YOUR TASK
Select all lines with the string "letter" in them, and copy those lines.

Data entries
◇ ◇ ◇ ◇ ◇ ◇ ◇
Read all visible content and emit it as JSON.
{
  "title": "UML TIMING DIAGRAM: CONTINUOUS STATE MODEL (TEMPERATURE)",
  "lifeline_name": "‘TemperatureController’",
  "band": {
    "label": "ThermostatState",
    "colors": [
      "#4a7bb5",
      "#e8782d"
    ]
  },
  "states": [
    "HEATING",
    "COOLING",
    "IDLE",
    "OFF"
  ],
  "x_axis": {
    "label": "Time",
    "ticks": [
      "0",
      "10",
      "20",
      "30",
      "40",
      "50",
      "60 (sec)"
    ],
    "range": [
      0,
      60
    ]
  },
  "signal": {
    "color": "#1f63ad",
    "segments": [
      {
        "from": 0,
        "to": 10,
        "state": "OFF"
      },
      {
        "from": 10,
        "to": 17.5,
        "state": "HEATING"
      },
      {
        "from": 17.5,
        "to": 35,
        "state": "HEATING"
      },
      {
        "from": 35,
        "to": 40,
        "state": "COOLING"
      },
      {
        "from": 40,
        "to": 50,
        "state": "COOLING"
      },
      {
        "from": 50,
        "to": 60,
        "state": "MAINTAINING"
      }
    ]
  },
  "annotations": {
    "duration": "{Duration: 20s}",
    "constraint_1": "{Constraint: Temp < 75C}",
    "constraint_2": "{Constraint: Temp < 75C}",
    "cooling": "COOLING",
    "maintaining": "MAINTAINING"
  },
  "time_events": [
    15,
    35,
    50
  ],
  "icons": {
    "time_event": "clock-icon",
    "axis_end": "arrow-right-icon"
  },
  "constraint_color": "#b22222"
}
◇ ◇ ◇ ◇ ◇ ◇ ◇
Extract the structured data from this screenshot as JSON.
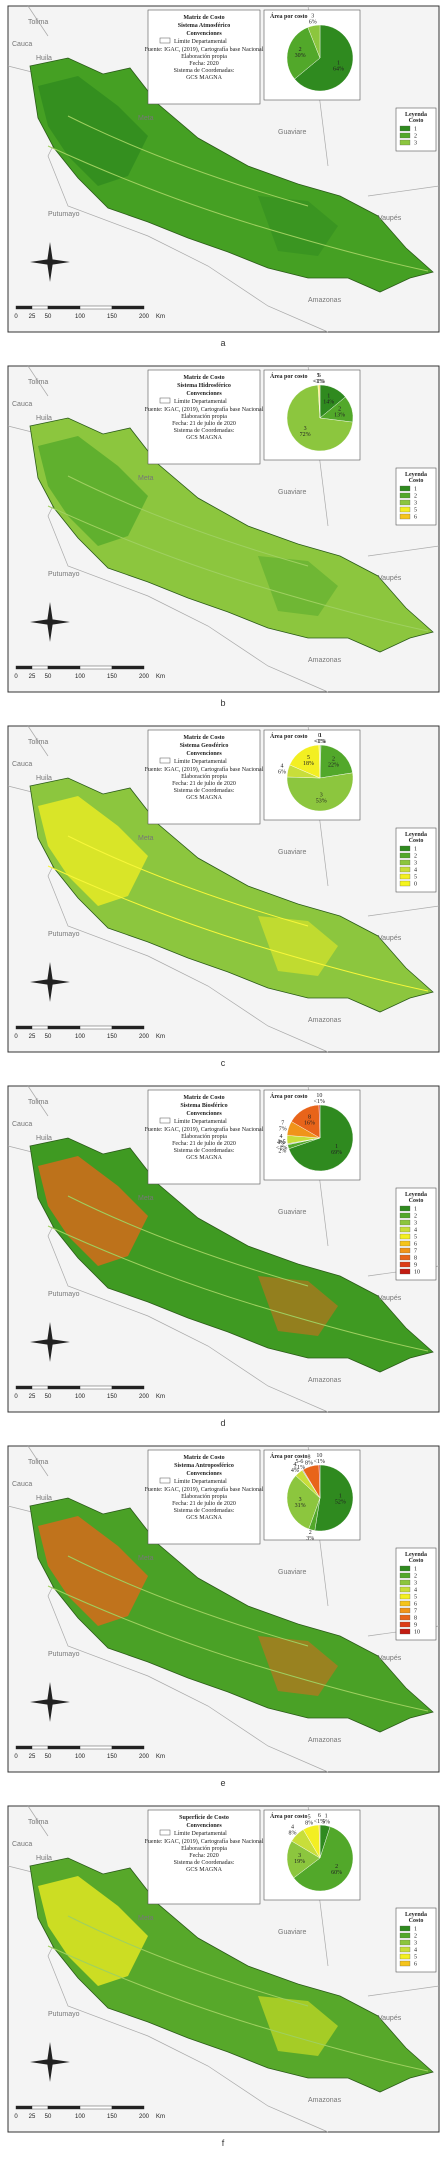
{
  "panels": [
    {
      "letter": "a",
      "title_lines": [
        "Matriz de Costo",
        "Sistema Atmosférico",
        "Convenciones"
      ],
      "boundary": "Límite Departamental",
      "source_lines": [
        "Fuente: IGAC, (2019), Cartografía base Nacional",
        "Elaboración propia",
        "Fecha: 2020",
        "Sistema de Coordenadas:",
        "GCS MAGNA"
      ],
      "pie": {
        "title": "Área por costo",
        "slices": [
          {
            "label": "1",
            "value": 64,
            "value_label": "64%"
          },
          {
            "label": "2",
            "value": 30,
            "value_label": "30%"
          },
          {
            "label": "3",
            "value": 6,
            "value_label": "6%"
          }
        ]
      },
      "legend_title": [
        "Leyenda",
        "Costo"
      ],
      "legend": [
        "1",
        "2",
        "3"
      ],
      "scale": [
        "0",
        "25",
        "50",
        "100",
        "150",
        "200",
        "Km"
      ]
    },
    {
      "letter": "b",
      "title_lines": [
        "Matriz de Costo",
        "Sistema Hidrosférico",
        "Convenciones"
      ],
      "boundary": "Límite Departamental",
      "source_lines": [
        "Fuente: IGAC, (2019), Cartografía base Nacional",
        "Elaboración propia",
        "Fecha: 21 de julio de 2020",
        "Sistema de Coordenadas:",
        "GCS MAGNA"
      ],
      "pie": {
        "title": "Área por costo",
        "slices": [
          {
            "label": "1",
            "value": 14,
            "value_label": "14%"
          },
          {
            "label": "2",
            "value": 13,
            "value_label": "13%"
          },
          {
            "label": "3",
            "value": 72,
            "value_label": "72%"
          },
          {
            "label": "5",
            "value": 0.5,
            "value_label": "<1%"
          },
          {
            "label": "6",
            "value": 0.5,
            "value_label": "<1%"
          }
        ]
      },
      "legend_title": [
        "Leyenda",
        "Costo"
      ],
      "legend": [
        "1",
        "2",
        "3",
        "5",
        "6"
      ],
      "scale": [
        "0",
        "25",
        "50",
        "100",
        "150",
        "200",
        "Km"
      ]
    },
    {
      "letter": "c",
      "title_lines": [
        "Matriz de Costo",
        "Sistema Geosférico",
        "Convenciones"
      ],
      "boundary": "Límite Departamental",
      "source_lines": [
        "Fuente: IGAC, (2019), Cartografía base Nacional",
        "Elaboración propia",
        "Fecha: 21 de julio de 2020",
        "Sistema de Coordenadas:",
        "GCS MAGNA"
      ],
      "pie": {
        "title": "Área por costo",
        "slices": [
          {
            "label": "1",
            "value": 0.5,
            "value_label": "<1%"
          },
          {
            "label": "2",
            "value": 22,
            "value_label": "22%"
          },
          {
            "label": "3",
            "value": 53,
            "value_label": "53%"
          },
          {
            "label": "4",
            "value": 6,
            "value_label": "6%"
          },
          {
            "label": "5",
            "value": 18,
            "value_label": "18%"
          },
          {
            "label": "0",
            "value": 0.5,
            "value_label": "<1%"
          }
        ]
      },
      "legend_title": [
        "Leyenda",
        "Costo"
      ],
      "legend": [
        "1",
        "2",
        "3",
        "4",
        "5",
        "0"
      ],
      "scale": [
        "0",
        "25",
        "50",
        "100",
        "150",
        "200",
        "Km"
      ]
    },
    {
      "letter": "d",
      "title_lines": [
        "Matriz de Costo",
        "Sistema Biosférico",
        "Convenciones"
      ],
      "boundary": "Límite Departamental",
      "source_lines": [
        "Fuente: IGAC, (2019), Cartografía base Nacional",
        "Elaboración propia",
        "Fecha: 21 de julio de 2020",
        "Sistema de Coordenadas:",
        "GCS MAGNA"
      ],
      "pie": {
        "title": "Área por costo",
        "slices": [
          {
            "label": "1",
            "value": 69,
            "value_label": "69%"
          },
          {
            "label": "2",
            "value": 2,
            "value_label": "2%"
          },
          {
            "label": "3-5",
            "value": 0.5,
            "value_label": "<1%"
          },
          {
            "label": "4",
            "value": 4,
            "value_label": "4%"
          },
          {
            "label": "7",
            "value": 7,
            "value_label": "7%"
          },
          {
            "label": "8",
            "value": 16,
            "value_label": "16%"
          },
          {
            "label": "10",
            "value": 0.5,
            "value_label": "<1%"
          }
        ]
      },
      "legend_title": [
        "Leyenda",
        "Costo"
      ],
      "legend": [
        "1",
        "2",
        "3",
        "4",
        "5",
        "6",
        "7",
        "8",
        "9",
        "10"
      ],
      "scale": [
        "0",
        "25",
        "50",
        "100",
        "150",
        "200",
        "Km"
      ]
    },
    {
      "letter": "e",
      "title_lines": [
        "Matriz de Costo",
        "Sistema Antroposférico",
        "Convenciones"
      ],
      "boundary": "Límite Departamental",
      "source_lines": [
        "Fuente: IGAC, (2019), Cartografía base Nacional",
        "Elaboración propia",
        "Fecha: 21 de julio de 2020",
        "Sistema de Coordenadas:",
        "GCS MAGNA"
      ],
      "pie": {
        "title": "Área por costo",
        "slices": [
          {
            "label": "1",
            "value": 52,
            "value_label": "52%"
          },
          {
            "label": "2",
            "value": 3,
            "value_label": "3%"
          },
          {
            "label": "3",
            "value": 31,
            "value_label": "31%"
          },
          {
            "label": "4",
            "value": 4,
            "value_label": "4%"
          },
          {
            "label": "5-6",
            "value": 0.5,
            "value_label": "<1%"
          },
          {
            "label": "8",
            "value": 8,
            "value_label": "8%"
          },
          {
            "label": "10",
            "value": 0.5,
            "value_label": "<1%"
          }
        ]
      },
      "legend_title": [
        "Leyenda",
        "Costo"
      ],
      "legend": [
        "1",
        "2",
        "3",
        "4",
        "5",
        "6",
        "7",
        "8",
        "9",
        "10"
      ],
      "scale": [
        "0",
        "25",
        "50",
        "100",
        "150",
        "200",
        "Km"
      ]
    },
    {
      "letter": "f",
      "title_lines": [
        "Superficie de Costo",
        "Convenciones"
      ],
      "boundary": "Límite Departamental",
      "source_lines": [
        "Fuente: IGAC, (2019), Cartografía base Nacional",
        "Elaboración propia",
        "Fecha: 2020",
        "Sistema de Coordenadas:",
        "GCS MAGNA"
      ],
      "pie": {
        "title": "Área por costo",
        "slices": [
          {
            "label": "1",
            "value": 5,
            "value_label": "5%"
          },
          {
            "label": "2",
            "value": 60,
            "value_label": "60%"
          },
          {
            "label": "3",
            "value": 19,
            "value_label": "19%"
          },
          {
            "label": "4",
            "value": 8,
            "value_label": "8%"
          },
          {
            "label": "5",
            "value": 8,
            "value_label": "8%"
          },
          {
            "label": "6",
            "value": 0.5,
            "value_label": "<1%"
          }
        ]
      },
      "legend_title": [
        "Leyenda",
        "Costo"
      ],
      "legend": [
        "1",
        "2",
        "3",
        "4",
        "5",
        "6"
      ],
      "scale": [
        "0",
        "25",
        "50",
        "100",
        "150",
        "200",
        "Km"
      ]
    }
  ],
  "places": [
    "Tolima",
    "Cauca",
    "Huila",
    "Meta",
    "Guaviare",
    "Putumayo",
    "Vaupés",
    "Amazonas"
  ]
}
◇ ◇ ◇ ◇ ◇ ◇ ◇
COMPLETE ANSWER
      "letter": "a",
      "letter": "b",
      "letter": "c",
      "letter": "d",
      "letter": "e",
      "letter": "f",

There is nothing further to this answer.